REQUIRED WORK:
Each line containing the word "name" must be collected.

══ LISTED ENTRIES

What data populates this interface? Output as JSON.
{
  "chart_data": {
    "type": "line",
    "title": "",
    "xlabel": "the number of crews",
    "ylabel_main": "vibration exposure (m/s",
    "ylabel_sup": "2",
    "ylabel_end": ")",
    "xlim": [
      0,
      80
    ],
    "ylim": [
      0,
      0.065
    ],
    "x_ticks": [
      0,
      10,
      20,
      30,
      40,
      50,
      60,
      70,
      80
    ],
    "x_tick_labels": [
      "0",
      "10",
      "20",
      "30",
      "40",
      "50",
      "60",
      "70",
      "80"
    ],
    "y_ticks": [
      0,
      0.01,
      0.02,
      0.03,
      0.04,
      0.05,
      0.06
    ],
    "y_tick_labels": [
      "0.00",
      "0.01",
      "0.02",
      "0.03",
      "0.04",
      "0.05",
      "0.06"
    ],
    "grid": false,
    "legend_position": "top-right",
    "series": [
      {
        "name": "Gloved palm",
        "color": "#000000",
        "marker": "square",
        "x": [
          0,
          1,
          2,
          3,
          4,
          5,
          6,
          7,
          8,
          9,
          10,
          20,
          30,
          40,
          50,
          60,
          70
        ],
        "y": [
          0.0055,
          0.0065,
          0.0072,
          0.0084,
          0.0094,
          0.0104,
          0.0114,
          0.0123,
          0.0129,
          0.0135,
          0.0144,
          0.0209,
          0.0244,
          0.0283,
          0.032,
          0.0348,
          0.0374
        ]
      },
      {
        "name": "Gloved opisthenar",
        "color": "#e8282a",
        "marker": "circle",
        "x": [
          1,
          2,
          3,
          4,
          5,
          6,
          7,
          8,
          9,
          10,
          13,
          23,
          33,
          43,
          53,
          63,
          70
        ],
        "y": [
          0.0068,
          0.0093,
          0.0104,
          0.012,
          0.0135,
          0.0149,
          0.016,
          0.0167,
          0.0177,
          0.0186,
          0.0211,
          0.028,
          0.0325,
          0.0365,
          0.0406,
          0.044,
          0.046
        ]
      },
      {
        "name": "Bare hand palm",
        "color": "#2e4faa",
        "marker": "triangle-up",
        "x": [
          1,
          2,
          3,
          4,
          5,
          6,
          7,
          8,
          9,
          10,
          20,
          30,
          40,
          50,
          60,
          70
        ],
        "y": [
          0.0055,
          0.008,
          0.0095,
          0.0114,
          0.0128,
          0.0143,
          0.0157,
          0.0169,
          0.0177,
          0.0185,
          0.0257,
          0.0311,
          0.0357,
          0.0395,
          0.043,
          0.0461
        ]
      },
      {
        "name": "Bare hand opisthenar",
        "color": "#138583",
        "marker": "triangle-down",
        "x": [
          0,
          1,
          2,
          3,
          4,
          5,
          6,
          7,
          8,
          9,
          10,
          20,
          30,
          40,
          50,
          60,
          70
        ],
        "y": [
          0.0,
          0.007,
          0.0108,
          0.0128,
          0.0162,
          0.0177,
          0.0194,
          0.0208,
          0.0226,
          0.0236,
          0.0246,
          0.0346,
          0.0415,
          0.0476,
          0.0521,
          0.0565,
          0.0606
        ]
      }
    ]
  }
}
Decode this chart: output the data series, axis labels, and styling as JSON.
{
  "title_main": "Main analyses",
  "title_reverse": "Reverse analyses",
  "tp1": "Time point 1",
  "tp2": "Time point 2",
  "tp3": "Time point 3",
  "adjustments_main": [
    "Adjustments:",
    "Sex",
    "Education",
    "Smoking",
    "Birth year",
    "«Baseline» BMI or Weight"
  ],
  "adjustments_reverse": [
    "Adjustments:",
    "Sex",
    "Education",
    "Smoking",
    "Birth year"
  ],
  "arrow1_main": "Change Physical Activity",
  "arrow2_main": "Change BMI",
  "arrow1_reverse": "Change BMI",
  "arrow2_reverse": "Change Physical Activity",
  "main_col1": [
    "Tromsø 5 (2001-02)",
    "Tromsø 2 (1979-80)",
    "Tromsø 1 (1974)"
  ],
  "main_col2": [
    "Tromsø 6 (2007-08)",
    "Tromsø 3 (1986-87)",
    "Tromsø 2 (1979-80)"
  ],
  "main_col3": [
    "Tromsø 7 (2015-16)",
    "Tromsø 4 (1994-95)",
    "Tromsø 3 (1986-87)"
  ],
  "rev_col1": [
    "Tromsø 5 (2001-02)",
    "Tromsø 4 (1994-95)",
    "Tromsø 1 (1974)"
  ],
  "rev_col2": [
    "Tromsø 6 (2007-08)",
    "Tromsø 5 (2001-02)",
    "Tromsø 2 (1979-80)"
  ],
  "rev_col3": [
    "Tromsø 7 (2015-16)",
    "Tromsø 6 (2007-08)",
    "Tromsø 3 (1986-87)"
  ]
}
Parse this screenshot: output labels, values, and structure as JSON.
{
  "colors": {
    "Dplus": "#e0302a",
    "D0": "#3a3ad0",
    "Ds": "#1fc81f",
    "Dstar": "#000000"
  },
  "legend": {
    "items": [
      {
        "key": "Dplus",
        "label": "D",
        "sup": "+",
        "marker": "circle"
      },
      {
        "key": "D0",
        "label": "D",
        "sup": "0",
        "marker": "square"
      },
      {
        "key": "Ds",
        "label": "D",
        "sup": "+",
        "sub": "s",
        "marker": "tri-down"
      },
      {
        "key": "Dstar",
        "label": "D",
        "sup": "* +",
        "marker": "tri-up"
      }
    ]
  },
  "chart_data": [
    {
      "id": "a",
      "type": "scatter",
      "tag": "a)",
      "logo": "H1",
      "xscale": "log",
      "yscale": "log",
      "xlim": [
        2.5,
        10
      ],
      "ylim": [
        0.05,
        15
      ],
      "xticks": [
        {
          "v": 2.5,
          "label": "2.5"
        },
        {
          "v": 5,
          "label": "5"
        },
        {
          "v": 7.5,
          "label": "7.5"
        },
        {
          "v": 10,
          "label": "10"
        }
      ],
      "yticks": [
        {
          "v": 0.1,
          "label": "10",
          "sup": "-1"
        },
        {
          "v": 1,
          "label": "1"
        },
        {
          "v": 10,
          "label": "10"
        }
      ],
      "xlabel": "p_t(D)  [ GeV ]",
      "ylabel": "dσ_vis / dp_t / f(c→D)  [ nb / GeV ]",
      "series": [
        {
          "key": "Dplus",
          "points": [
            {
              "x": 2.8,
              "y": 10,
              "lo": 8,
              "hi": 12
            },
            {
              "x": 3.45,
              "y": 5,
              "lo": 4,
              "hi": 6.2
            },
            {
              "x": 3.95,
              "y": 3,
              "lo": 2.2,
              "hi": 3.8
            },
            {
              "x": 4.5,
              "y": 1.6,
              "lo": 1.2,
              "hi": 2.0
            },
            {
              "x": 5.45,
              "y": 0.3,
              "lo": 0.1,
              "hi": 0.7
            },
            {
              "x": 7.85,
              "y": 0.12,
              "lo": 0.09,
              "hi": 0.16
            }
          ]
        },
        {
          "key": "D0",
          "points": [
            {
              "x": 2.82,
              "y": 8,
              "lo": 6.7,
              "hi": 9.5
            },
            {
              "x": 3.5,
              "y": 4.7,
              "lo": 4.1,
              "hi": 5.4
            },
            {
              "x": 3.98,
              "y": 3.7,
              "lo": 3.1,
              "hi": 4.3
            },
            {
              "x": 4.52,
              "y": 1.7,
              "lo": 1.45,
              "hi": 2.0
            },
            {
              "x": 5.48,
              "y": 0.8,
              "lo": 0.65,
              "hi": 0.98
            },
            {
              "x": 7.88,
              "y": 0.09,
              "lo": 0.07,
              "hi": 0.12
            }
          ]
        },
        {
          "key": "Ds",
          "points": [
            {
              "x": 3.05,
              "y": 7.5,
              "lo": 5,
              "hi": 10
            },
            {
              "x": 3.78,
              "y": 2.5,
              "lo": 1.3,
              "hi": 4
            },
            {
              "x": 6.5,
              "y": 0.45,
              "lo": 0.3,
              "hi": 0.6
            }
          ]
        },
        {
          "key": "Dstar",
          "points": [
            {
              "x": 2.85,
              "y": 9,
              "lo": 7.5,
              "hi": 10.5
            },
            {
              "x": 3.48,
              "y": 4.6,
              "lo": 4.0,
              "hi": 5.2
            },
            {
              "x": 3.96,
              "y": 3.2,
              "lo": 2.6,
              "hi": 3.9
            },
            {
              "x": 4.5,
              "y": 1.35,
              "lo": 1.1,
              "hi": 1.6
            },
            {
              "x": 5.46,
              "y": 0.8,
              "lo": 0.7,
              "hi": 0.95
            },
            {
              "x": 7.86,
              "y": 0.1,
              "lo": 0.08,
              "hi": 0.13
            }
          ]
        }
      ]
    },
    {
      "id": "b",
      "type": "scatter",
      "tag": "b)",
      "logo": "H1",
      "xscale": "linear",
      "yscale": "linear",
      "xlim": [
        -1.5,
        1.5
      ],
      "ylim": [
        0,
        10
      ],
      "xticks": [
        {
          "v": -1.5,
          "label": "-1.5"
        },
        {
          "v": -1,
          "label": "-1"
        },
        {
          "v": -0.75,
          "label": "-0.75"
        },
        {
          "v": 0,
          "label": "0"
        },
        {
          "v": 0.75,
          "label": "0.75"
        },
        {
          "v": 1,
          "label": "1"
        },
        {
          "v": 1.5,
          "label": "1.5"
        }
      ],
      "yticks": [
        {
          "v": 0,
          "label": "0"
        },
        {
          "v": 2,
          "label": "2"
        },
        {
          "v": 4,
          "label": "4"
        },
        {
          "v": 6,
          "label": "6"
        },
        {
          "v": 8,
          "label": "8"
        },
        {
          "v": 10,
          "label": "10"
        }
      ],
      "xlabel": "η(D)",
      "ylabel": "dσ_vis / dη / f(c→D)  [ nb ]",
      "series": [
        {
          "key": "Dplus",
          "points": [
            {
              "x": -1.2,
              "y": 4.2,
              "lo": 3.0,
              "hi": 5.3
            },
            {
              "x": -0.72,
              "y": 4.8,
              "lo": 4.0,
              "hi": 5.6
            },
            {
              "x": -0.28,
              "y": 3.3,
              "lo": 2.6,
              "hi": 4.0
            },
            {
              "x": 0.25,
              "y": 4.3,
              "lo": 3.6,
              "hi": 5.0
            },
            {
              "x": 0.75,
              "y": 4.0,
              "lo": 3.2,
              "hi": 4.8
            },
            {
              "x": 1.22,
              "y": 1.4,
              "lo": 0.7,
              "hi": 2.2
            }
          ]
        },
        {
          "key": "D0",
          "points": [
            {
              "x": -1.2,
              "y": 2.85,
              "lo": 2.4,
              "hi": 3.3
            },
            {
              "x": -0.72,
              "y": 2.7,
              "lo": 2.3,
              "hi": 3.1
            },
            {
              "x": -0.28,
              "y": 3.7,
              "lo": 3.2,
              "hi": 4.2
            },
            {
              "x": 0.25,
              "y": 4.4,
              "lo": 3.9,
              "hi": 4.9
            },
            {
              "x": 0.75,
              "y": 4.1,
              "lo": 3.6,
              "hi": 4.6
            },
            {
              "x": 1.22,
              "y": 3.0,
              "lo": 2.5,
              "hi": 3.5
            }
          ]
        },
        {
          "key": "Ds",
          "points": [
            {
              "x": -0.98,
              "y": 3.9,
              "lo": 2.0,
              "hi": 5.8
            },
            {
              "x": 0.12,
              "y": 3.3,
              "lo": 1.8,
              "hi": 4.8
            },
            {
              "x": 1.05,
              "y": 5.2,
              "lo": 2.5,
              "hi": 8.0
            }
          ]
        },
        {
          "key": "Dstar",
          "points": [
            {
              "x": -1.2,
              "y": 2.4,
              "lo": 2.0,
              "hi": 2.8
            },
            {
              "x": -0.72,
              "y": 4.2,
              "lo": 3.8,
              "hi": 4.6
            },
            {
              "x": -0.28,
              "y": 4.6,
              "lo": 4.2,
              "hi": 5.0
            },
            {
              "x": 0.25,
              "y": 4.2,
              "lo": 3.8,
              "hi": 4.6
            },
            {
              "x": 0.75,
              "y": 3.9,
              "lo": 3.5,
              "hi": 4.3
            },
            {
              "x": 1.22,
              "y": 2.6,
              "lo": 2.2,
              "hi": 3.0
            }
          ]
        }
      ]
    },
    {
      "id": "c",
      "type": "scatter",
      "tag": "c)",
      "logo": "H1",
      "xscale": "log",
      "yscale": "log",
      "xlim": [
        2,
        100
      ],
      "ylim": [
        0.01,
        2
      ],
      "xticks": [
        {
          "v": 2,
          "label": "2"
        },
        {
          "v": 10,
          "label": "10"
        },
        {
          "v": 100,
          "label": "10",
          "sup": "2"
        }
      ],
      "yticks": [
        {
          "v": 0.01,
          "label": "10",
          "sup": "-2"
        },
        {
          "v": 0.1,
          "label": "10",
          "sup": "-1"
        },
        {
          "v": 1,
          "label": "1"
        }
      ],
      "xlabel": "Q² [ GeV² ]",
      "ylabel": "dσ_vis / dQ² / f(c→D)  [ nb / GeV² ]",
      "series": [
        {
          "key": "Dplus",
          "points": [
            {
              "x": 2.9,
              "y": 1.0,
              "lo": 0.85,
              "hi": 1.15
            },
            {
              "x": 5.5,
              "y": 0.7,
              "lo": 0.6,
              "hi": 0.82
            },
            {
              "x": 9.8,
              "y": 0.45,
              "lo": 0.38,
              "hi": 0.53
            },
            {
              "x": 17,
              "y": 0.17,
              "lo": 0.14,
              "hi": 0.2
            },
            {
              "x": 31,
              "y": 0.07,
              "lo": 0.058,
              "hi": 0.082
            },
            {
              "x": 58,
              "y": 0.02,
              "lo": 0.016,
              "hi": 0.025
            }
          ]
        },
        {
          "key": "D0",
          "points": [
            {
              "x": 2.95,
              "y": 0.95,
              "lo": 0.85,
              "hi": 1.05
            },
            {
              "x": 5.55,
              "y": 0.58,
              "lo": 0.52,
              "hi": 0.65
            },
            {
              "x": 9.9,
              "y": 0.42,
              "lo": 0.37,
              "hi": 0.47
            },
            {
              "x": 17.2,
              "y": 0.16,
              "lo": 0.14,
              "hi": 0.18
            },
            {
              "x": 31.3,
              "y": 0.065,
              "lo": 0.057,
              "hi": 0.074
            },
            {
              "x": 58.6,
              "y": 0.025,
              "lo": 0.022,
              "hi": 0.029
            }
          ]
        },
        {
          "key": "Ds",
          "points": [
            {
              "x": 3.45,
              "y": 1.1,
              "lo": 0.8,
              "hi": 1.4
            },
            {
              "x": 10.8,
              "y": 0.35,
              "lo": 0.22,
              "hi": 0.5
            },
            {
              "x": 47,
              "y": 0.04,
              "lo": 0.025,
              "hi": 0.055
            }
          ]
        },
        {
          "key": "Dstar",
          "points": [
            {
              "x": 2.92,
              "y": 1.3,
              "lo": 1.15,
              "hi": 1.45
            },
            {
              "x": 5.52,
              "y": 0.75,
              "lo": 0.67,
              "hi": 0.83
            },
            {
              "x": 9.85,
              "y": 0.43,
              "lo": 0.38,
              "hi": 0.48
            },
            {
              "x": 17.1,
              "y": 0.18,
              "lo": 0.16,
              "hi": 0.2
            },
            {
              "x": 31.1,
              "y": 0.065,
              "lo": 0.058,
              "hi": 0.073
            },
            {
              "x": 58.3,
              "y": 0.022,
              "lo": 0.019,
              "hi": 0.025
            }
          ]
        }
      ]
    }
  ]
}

════

RESPONSE TO THE EXERCISE:
        "name": "Gloved palm",
        "name": "Gloved opisthenar",
        "name": "Bare hand palm",
        "name": "Bare hand opisthenar",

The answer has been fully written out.